→ PROBLEM TO SOLVE
Print all entries precisely as they are written.

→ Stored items

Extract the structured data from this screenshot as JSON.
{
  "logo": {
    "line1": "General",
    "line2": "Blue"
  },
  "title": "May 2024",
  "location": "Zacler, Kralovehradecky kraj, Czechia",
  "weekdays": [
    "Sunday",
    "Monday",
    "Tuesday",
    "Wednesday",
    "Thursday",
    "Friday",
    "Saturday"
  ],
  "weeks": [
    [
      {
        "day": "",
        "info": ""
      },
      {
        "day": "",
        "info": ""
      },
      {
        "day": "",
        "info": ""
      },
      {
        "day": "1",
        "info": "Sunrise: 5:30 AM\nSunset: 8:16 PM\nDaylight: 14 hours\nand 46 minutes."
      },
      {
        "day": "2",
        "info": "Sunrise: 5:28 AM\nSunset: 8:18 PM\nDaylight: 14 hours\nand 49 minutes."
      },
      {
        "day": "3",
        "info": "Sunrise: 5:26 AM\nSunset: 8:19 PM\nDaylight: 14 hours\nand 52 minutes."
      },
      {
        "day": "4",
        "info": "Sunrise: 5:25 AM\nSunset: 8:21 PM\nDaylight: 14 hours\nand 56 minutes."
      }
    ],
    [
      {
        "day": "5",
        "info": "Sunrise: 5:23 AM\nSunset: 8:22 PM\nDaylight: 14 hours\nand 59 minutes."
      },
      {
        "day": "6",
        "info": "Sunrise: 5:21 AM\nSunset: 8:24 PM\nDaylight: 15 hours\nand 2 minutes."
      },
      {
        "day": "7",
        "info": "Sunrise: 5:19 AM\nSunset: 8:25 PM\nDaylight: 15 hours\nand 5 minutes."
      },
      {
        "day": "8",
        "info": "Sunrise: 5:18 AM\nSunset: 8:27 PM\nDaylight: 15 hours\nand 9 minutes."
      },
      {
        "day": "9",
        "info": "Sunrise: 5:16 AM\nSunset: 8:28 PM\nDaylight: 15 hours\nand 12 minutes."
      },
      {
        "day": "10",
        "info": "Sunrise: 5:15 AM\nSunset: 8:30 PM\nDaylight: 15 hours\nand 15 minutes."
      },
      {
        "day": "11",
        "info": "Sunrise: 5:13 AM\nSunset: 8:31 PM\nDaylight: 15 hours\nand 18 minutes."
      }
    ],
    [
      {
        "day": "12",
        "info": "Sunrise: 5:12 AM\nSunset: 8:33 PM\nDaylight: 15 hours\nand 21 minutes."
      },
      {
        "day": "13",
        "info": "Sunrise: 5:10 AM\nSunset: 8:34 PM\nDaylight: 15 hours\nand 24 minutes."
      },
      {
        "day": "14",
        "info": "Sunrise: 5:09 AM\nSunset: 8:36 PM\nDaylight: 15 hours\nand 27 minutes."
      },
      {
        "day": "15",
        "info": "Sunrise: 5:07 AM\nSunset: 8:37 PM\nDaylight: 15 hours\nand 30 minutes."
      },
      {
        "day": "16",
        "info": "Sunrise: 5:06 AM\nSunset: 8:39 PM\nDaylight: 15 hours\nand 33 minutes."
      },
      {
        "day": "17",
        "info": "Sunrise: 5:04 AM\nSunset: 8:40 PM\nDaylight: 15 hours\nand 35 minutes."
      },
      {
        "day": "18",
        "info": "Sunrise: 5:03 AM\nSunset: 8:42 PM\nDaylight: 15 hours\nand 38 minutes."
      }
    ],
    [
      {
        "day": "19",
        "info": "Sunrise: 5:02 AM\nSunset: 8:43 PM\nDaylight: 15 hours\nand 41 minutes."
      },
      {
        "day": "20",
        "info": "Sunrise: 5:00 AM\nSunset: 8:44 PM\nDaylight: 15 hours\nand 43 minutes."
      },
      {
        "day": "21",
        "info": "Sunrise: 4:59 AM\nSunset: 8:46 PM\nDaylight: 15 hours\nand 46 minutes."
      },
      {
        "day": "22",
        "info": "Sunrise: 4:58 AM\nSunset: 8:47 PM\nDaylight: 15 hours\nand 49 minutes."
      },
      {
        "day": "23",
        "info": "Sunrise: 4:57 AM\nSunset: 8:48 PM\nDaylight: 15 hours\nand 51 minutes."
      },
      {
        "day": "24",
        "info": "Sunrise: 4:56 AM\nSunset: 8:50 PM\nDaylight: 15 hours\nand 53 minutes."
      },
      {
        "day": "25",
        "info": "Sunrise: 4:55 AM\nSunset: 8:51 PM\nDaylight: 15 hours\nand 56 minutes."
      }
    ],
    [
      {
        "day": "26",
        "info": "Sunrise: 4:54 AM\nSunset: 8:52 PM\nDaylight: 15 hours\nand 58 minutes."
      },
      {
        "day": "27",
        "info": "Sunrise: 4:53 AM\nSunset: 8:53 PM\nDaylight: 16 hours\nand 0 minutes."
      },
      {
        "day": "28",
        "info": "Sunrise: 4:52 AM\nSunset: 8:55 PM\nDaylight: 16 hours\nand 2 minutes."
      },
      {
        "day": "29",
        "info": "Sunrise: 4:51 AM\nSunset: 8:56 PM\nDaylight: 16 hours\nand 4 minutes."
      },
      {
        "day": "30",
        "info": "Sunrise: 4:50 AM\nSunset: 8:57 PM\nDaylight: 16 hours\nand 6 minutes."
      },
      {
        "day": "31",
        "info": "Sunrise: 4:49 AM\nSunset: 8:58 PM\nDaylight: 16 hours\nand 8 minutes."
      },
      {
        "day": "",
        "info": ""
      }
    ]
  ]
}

→ ANSWER TO THIS PROBLEM
Extract the structured data from this screenshot as JSON.
{
  "logo": {
    "line1": "General",
    "line2": "Blue"
  },
  "title": "May 2024",
  "location": "Zacler, Kralovehradecky kraj, Czechia",
  "weekdays": [
    "Sunday",
    "Monday",
    "Tuesday",
    "Wednesday",
    "Thursday",
    "Friday",
    "Saturday"
  ],
  "weeks": [
    [
      {
        "day": "",
        "info": ""
      },
      {
        "day": "",
        "info": ""
      },
      {
        "day": "",
        "info": ""
      },
      {
        "day": "1",
        "info": "Sunrise: 5:30 AM\nSunset: 8:16 PM\nDaylight: 14 hours\nand 46 minutes."
      },
      {
        "day": "2",
        "info": "Sunrise: 5:28 AM\nSunset: 8:18 PM\nDaylight: 14 hours\nand 49 minutes."
      },
      {
        "day": "3",
        "info": "Sunrise: 5:26 AM\nSunset: 8:19 PM\nDaylight: 14 hours\nand 52 minutes."
      },
      {
        "day": "4",
        "info": "Sunrise: 5:25 AM\nSunset: 8:21 PM\nDaylight: 14 hours\nand 56 minutes."
      }
    ],
    [
      {
        "day": "5",
        "info": "Sunrise: 5:23 AM\nSunset: 8:22 PM\nDaylight: 14 hours\nand 59 minutes."
      },
      {
        "day": "6",
        "info": "Sunrise: 5:21 AM\nSunset: 8:24 PM\nDaylight: 15 hours\nand 2 minutes."
      },
      {
        "day": "7",
        "info": "Sunrise: 5:19 AM\nSunset: 8:25 PM\nDaylight: 15 hours\nand 5 minutes."
      },
      {
        "day": "8",
        "info": "Sunrise: 5:18 AM\nSunset: 8:27 PM\nDaylight: 15 hours\nand 9 minutes."
      },
      {
        "day": "9",
        "info": "Sunrise: 5:16 AM\nSunset: 8:28 PM\nDaylight: 15 hours\nand 12 minutes."
      },
      {
        "day": "10",
        "info": "Sunrise: 5:15 AM\nSunset: 8:30 PM\nDaylight: 15 hours\nand 15 minutes."
      },
      {
        "day": "11",
        "info": "Sunrise: 5:13 AM\nSunset: 8:31 PM\nDaylight: 15 hours\nand 18 minutes."
      }
    ],
    [
      {
        "day": "12",
        "info": "Sunrise: 5:12 AM\nSunset: 8:33 PM\nDaylight: 15 hours\nand 21 minutes."
      },
      {
        "day": "13",
        "info": "Sunrise: 5:10 AM\nSunset: 8:34 PM\nDaylight: 15 hours\nand 24 minutes."
      },
      {
        "day": "14",
        "info": "Sunrise: 5:09 AM\nSunset: 8:36 PM\nDaylight: 15 hours\nand 27 minutes."
      },
      {
        "day": "15",
        "info": "Sunrise: 5:07 AM\nSunset: 8:37 PM\nDaylight: 15 hours\nand 30 minutes."
      },
      {
        "day": "16",
        "info": "Sunrise: 5:06 AM\nSunset: 8:39 PM\nDaylight: 15 hours\nand 33 minutes."
      },
      {
        "day": "17",
        "info": "Sunrise: 5:04 AM\nSunset: 8:40 PM\nDaylight: 15 hours\nand 35 minutes."
      },
      {
        "day": "18",
        "info": "Sunrise: 5:03 AM\nSunset: 8:42 PM\nDaylight: 15 hours\nand 38 minutes."
      }
    ],
    [
      {
        "day": "19",
        "info": "Sunrise: 5:02 AM\nSunset: 8:43 PM\nDaylight: 15 hours\nand 41 minutes."
      },
      {
        "day": "20",
        "info": "Sunrise: 5:00 AM\nSunset: 8:44 PM\nDaylight: 15 hours\nand 43 minutes."
      },
      {
        "day": "21",
        "info": "Sunrise: 4:59 AM\nSunset: 8:46 PM\nDaylight: 15 hours\nand 46 minutes."
      },
      {
        "day": "22",
        "info": "Sunrise: 4:58 AM\nSunset: 8:47 PM\nDaylight: 15 hours\nand 49 minutes."
      },
      {
        "day": "23",
        "info": "Sunrise: 4:57 AM\nSunset: 8:48 PM\nDaylight: 15 hours\nand 51 minutes."
      },
      {
        "day": "24",
        "info": "Sunrise: 4:56 AM\nSunset: 8:50 PM\nDaylight: 15 hours\nand 53 minutes."
      },
      {
        "day": "25",
        "info": "Sunrise: 4:55 AM\nSunset: 8:51 PM\nDaylight: 15 hours\nand 56 minutes."
      }
    ],
    [
      {
        "day": "26",
        "info": "Sunrise: 4:54 AM\nSunset: 8:52 PM\nDaylight: 15 hours\nand 58 minutes."
      },
      {
        "day": "27",
        "info": "Sunrise: 4:53 AM\nSunset: 8:53 PM\nDaylight: 16 hours\nand 0 minutes."
      },
      {
        "day": "28",
        "info": "Sunrise: 4:52 AM\nSunset: 8:55 PM\nDaylight: 16 hours\nand 2 minutes."
      },
      {
        "day": "29",
        "info": "Sunrise: 4:51 AM\nSunset: 8:56 PM\nDaylight: 16 hours\nand 4 minutes."
      },
      {
        "day": "30",
        "info": "Sunrise: 4:50 AM\nSunset: 8:57 PM\nDaylight: 16 hours\nand 6 minutes."
      },
      {
        "day": "31",
        "info": "Sunrise: 4:49 AM\nSunset: 8:58 PM\nDaylight: 16 hours\nand 8 minutes."
      },
      {
        "day": "",
        "info": ""
      }
    ]
  ]
}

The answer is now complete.